■ What you will do
Go through the records and copy each line where the word "etiologiyasi" occurs.

(Records from a dataset)
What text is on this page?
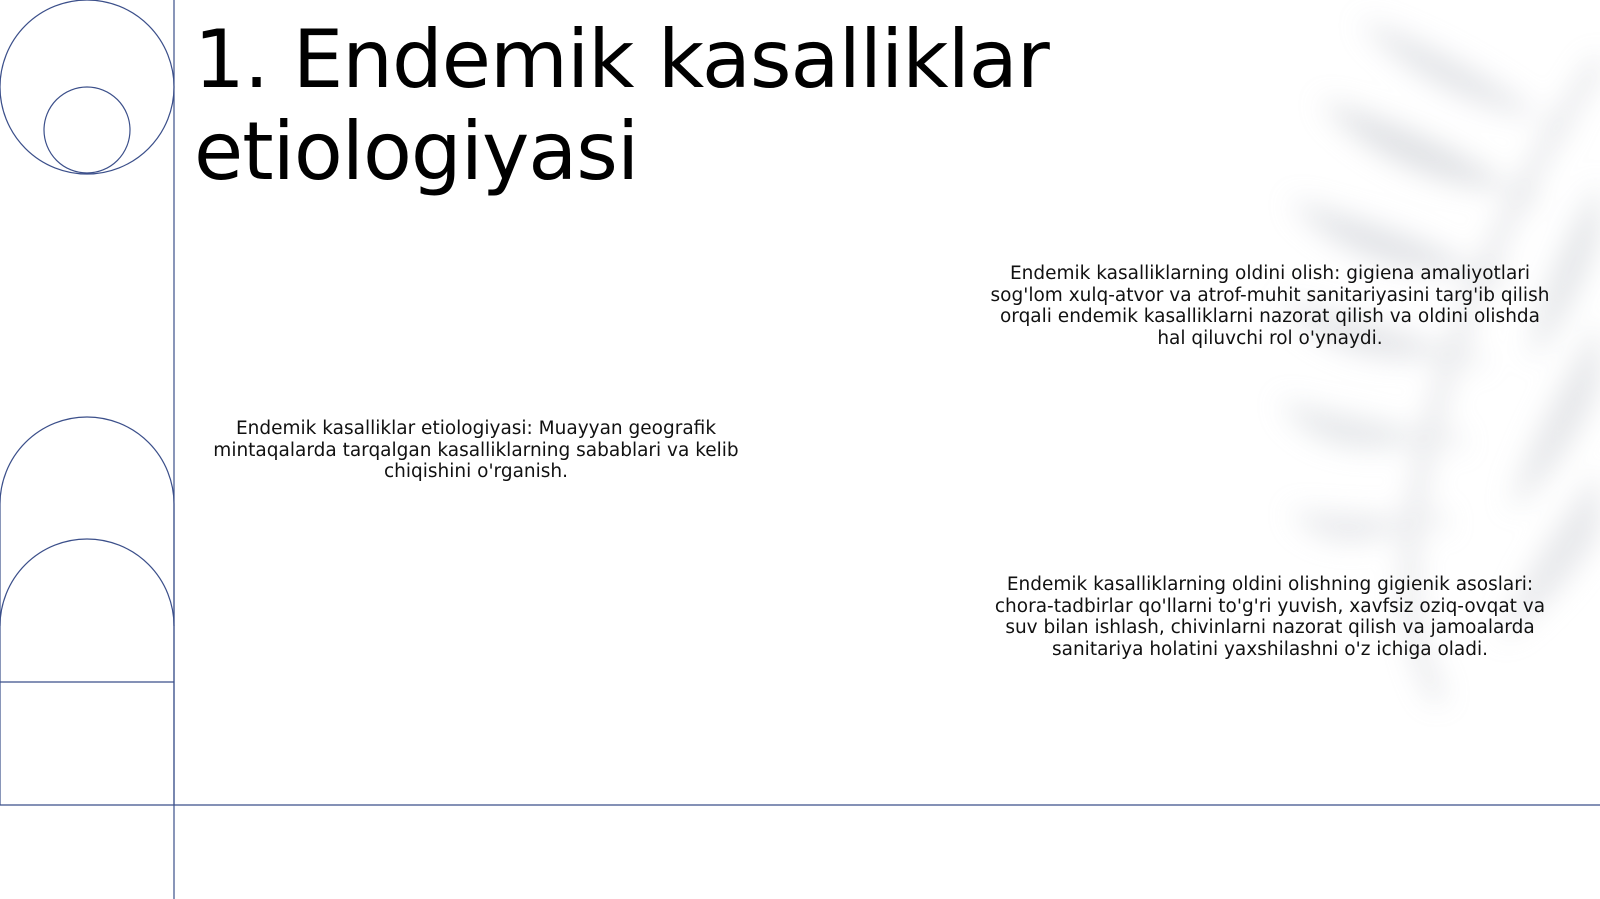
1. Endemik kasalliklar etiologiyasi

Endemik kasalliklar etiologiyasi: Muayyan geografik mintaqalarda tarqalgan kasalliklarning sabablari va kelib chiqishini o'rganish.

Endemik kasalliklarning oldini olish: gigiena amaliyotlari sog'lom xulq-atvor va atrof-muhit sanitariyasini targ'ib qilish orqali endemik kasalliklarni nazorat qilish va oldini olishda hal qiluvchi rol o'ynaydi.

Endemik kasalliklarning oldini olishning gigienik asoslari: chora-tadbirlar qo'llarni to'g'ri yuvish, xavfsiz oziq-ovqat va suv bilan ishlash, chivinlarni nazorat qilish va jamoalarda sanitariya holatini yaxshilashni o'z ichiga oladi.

■ Task output
1. Endemik kasalliklar etiologiyasi
Endemik kasalliklar etiologiyasi: Muayyan geografik mintaqalarda tarqalgan kasalliklarning sabablari va kelib chiqishini o'rganish.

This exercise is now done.